Work to be completed :: Reproduce word for word the lines of the entries below, from the line that contains "button[interactable]: mfoyou084830 —" through the line that contains "staticText: 0元 — [107, 178, 144, 209]", including both of those lines.

Stored items from a collection ::

-- Begin --

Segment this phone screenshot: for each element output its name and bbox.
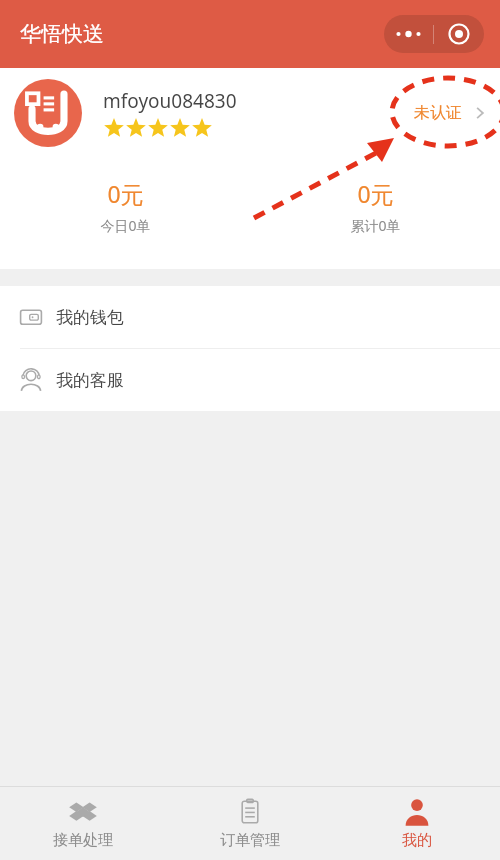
button[interactable]: mfoyou084830 — [0, 68, 500, 158]
button[interactable]: 接单处理 — [0, 787, 166, 860]
staticText: 我的 — [402, 831, 432, 850]
staticText: 华悟快送 — [20, 21, 104, 47]
button[interactable]: 我的钱包 — [0, 286, 500, 348]
button[interactable]: More options — [384, 15, 433, 53]
staticText: 接单处理 — [53, 831, 113, 850]
button[interactable]: 订单管理 — [166, 787, 333, 860]
button[interactable]: 未认证 — [414, 103, 500, 123]
staticText: 今日0单 — [100, 216, 151, 235]
staticText: 未认证 — [414, 103, 462, 123]
button[interactable]: 0元 — [0, 178, 250, 235]
button[interactable]: 我的 — [333, 787, 500, 860]
staticText: mfoyou084830 — [103, 88, 237, 114]
staticText: 我的客服 — [56, 370, 124, 391]
button[interactable]: 0元 — [250, 178, 500, 235]
button[interactable]: Record — [434, 15, 484, 53]
staticText: 我的钱包 — [56, 307, 124, 328]
staticText: 累计0单 — [350, 216, 401, 235]
staticText: 0元 — [107, 178, 144, 209]
button[interactable]: 我的客服 — [0, 349, 500, 411]
staticText: 订单管理 — [220, 831, 280, 850]
staticText: 0元 — [357, 178, 394, 209]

-- End --

Answer to this exercise ::
button[interactable]: mfoyou084830 — [0, 68, 500, 158]
button[interactable]: 接单处理 — [0, 787, 166, 860]
staticText: 我的 — [402, 831, 432, 850]
staticText: 华悟快送 — [20, 21, 104, 47]
button[interactable]: 我的钱包 — [0, 286, 500, 348]
button[interactable]: More options — [384, 15, 433, 53]
staticText: 接单处理 — [53, 831, 113, 850]
button[interactable]: 订单管理 — [166, 787, 333, 860]
button[interactable]: 未认证 — [414, 103, 500, 123]
staticText: 今日0单 — [100, 216, 151, 235]
staticText: 未认证 — [414, 103, 462, 123]
button[interactable]: 0元 — [0, 178, 250, 235]
button[interactable]: 我的 — [333, 787, 500, 860]
staticText: mfoyou084830 — [103, 88, 237, 114]
staticText: 我的客服 — [56, 370, 124, 391]
button[interactable]: 0元 — [250, 178, 500, 235]
button[interactable]: Record — [434, 15, 484, 53]
staticText: 我的钱包 — [56, 307, 124, 328]
staticText: 累计0单 — [350, 216, 401, 235]
staticText: 0元 — [107, 178, 144, 209]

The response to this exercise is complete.